SET TASK. Below are the records. List every line holding the word "Send".

TASK INPUT.
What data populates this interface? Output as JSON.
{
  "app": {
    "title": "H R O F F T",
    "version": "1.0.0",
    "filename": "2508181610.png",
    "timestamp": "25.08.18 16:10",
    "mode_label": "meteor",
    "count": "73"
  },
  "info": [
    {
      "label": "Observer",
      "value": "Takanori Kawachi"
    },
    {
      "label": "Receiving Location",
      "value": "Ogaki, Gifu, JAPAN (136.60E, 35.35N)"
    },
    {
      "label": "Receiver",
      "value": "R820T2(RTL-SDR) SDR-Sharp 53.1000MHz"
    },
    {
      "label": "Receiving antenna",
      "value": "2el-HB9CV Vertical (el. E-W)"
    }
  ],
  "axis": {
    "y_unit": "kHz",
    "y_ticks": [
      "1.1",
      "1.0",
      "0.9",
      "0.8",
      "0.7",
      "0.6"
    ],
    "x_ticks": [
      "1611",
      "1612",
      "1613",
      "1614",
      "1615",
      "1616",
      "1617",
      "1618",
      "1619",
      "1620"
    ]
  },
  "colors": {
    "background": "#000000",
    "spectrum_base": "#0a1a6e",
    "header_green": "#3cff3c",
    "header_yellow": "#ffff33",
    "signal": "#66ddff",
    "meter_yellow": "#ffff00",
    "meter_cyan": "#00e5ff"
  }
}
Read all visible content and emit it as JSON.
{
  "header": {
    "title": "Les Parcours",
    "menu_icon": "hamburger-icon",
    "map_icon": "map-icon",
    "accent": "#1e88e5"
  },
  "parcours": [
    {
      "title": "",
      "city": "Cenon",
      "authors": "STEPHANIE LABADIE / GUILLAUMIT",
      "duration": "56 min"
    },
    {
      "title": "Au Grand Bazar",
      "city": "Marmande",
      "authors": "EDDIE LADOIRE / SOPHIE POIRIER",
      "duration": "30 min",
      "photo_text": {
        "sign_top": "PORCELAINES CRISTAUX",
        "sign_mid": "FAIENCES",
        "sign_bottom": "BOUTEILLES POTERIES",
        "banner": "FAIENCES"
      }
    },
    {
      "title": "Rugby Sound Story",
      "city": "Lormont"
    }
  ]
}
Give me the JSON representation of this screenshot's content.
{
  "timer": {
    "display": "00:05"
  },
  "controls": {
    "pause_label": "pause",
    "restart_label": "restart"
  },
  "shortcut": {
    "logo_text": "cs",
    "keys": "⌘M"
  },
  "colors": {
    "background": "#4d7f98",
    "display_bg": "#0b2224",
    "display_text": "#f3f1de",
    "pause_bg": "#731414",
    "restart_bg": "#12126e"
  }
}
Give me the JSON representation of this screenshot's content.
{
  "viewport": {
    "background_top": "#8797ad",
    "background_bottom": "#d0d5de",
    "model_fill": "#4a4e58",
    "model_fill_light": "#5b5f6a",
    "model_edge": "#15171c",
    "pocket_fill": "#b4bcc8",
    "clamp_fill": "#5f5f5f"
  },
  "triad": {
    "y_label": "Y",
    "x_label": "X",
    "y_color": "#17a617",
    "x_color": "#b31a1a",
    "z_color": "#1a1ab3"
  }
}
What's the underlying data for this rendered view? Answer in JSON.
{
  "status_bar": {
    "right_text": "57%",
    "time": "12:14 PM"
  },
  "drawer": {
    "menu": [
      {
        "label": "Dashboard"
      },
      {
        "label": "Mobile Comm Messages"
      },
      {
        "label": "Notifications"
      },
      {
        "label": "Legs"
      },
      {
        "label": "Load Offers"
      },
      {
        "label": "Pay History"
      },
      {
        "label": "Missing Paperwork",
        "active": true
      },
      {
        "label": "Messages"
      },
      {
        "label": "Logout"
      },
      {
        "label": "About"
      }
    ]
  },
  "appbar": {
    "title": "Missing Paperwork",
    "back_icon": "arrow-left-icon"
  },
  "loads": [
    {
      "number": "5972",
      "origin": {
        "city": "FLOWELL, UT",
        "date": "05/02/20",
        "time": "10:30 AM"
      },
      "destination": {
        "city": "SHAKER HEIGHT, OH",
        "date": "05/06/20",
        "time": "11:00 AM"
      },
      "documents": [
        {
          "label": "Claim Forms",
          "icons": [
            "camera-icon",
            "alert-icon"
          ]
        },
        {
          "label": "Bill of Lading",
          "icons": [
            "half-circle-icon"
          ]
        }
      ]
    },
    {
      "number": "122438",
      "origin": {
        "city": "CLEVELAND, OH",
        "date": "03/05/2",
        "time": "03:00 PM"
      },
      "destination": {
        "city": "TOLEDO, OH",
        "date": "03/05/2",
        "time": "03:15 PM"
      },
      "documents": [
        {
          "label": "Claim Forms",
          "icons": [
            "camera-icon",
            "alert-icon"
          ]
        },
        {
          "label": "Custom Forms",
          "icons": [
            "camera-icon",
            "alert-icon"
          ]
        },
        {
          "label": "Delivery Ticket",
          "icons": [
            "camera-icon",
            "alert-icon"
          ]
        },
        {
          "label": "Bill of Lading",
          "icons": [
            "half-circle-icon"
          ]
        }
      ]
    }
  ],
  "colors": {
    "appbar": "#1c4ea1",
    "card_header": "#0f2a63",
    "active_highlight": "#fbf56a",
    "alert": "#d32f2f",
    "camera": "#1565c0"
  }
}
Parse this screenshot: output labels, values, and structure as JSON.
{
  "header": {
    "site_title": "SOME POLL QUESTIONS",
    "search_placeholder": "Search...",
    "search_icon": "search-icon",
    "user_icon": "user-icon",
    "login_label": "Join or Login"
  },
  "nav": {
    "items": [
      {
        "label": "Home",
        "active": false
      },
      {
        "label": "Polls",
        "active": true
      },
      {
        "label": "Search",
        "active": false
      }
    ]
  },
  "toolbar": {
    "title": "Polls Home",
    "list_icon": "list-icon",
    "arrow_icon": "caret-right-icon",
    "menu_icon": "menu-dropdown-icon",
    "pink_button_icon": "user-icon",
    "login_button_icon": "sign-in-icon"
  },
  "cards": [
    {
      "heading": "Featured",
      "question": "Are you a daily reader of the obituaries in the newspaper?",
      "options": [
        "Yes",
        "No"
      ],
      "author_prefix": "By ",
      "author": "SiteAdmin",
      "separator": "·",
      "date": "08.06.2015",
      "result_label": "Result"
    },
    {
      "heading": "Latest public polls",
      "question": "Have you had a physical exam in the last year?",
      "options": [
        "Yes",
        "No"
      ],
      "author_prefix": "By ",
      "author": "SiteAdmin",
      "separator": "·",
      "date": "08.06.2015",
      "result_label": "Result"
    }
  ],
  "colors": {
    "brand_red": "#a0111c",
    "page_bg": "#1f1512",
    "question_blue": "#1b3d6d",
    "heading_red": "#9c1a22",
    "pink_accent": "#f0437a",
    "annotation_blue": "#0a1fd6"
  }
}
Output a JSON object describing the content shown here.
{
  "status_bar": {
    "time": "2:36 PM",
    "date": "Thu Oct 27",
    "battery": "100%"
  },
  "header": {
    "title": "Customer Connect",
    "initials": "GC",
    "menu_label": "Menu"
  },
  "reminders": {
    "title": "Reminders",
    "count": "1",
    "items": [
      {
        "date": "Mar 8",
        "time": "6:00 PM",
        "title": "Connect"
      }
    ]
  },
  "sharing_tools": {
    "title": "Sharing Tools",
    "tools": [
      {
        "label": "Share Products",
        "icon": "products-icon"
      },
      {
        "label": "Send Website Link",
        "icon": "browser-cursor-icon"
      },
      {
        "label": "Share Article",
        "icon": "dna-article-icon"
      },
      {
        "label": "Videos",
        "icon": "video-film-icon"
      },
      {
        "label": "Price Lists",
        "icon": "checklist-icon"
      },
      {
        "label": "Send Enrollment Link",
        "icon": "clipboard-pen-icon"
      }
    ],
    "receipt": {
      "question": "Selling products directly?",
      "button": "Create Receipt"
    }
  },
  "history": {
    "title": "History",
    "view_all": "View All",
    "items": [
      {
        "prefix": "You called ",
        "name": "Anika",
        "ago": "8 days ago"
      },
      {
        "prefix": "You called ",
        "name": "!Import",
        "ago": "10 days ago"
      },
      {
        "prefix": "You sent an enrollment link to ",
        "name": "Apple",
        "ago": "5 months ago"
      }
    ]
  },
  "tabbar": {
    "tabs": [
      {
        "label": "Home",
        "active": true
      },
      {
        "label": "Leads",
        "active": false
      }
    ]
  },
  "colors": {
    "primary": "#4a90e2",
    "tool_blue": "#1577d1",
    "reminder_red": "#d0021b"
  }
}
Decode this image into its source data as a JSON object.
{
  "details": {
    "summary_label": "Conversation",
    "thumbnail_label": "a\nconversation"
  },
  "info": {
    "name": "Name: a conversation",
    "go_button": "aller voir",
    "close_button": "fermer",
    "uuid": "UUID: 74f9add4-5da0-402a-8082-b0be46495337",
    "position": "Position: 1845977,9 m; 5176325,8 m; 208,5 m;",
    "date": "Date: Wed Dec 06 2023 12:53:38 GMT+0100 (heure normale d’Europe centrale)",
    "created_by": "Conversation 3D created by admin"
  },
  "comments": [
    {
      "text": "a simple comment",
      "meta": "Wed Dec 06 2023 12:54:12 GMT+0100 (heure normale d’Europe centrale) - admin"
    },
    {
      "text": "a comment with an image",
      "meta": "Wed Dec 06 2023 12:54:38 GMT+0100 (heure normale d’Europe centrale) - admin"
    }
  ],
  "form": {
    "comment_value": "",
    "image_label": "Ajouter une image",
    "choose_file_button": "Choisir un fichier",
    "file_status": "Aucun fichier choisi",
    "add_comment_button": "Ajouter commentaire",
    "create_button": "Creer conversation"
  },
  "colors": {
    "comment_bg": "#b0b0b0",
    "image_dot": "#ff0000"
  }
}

EXERCISE OUTPUT.
        "label": "Send Website Link",
        "label": "Send Enrollment Link",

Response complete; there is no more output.